Quote all of the data exactly as given. Skip every picture it contains.

--- DATA RECORDS ---

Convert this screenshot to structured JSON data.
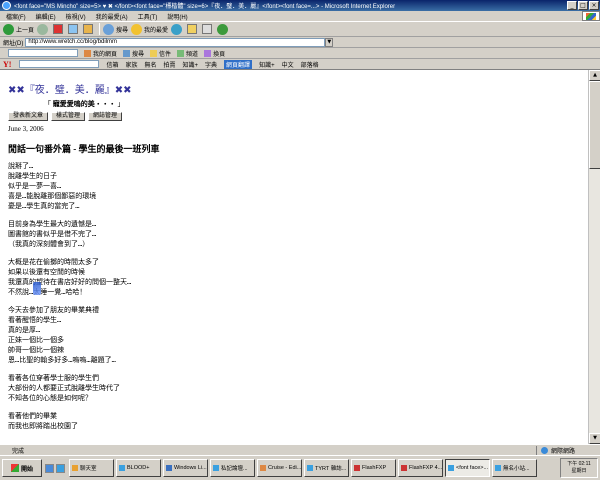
{
  "window": {
    "title": "<font face=\"MS Mincho\" size=5> ♥ ✖ </font><font face=\"標楷體\" size=6>『夜．璧．美．麗』</font><font face=...> - Microsoft Internet Explorer",
    "min": "_",
    "max": "□",
    "close": "×"
  },
  "menu": [
    "檔案(F)",
    "編輯(E)",
    "檢視(V)",
    "我的最愛(A)",
    "工具(T)",
    "說明(H)"
  ],
  "toolbar": {
    "back": "上一頁",
    "search": "搜尋",
    "favorites": "我的最愛"
  },
  "address": {
    "label": "網址(D)",
    "url": "http://www.wretch.cc/blog/bdilmm"
  },
  "links": [
    "我的網頁",
    "搜尋",
    "信件",
    "頻道",
    "換頁"
  ],
  "ybar": {
    "logo": "Y!",
    "items": [
      "信箱",
      "家族",
      "無名",
      "拍賣",
      "知識+",
      "字典",
      "網頁翻譯",
      "知識+",
      "中文",
      "部落格"
    ]
  },
  "blog": {
    "title": "✖✖『夜．璧．美．麗』✖✖",
    "subtitle": "寵愛愛嗚的美‧‧‧",
    "buttons": [
      "發表新文章",
      "樣式管理",
      "網誌管理"
    ],
    "date": "June 3, 2006",
    "post_title": "閒話一句番外篇 - 學生的最後一班列車",
    "paragraphs": [
      [
        "說掰了…",
        "脫離學生的日子",
        "似乎是一夢一喜…",
        "喜是…能脫離那個鄙惡的環境",
        "憂是…學生真的當完了…"
      ],
      [
        "目前身為學生最大的遺憾是…",
        "圖書館的書似乎是借不完了…",
        "（我真的深刻體會到了…）"
      ],
      [
        "大概是花在偷擲的時間太多了",
        "如果以後還有空閒的時候",
        "我還真的望待在書店好好的問個一整天…",
        "不然說…太睡一覺…哈哈！"
      ],
      [
        "今天去參加了朋友的畢業典禮",
        "看著醒悟的學生…",
        "真的是厚…",
        "正妹一個比一個多",
        "帥哥一個比一個辣",
        "恩…比聖的翰多好多…嗚嗚…離題了…"
      ],
      [
        "看著各位穿著學士服的學生們",
        "大部份的人都要正式脫離學生時代了",
        "不知各位的心態是如何呢？"
      ],
      [
        "看著他們的畢業",
        "而我也即將踏出校園了"
      ]
    ]
  },
  "status": {
    "text": "完成",
    "zone": "網際網路"
  },
  "taskbar": {
    "start": "開始",
    "tasks": [
      "聊天室",
      "BLOOD+",
      "Windows Li...",
      "私記論壇...",
      "Cruise - Edi...",
      "TYRT 雜誌...",
      "FlashFXP",
      "FlashFXP 4...",
      "<font face>...",
      "無名小站..."
    ],
    "time": "下午 02:11",
    "day": "星期日"
  },
  "colors": {
    "titlebar": "#0a246a",
    "chrome": "#d4d0c8",
    "blog_title": "#333399",
    "yahoo_red": "#cc0000"
  }
}
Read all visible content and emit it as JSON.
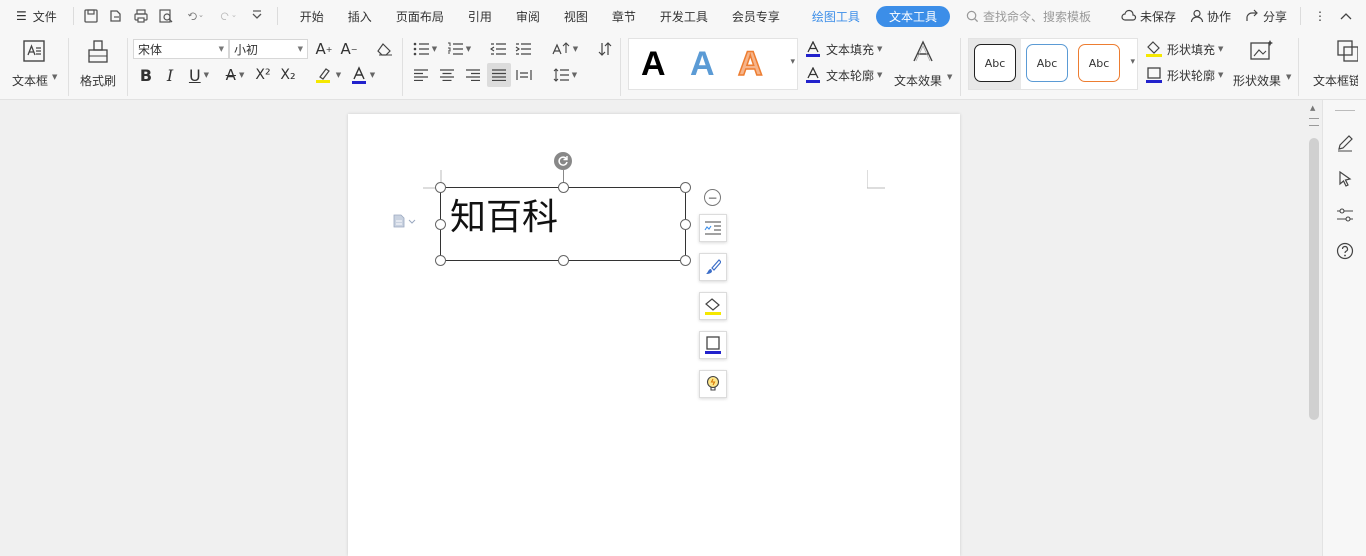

---

▶ RESULT OF THE EXERCISE:
Convert this screenshot to structured JSON data.
{
  "window": {
    "title": "<font face=\"MS Mincho\" size=5> ♥ ✖ </font><font face=\"標楷體\" size=6>『夜．璧．美．麗』</font><font face=...> - Microsoft Internet Explorer",
    "min": "_",
    "max": "□",
    "close": "×"
  },
  "menu": [
    "檔案(F)",
    "編輯(E)",
    "檢視(V)",
    "我的最愛(A)",
    "工具(T)",
    "說明(H)"
  ],
  "toolbar": {
    "back": "上一頁",
    "search": "搜尋",
    "favorites": "我的最愛"
  },
  "address": {
    "label": "網址(D)",
    "url": "http://www.wretch.cc/blog/bdilmm"
  },
  "links": [
    "我的網頁",
    "搜尋",
    "信件",
    "頻道",
    "換頁"
  ],
  "ybar": {
    "logo": "Y!",
    "items": [
      "信箱",
      "家族",
      "無名",
      "拍賣",
      "知識+",
      "字典",
      "網頁翻譯",
      "知識+",
      "中文",
      "部落格"
    ]
  },
  "blog": {
    "title": "✖✖『夜．璧．美．麗』✖✖",
    "subtitle": "寵愛愛嗚的美‧‧‧",
    "buttons": [
      "發表新文章",
      "樣式管理",
      "網誌管理"
    ],
    "date": "June 3, 2006",
    "post_title": "閒話一句番外篇 - 學生的最後一班列車",
    "paragraphs": [
      [
        "說掰了…",
        "脫離學生的日子",
        "似乎是一夢一喜…",
        "喜是…能脫離那個鄙惡的環境",
        "憂是…學生真的當完了…"
      ],
      [
        "目前身為學生最大的遺憾是…",
        "圖書館的書似乎是借不完了…",
        "（我真的深刻體會到了…）"
      ],
      [
        "大概是花在偷擲的時間太多了",
        "如果以後還有空閒的時候",
        "我還真的望待在書店好好的問個一整天…",
        "不然說…太睡一覺…哈哈！"
      ],
      [
        "今天去參加了朋友的畢業典禮",
        "看著醒悟的學生…",
        "真的是厚…",
        "正妹一個比一個多",
        "帥哥一個比一個辣",
        "恩…比聖的翰多好多…嗚嗚…離題了…"
      ],
      [
        "看著各位穿著學士服的學生們",
        "大部份的人都要正式脫離學生時代了",
        "不知各位的心態是如何呢？"
      ],
      [
        "看著他們的畢業",
        "而我也即將踏出校園了"
      ]
    ]
  },
  "status": {
    "text": "完成",
    "zone": "網際網路"
  },
  "taskbar": {
    "start": "開始",
    "tasks": [
      "聊天室",
      "BLOOD+",
      "Windows Li...",
      "私記論壇...",
      "Cruise - Edi...",
      "TYRT 雜誌...",
      "FlashFXP",
      "FlashFXP 4...",
      "<font face>...",
      "無名小站..."
    ],
    "time": "下午 02:11",
    "day": "星期日"
  },
  "colors": {
    "titlebar": "#0a246a",
    "chrome": "#d4d0c8",
    "blog_title": "#333399",
    "yahoo_red": "#cc0000"
  }
}
Read all visible content and emit it as JSON.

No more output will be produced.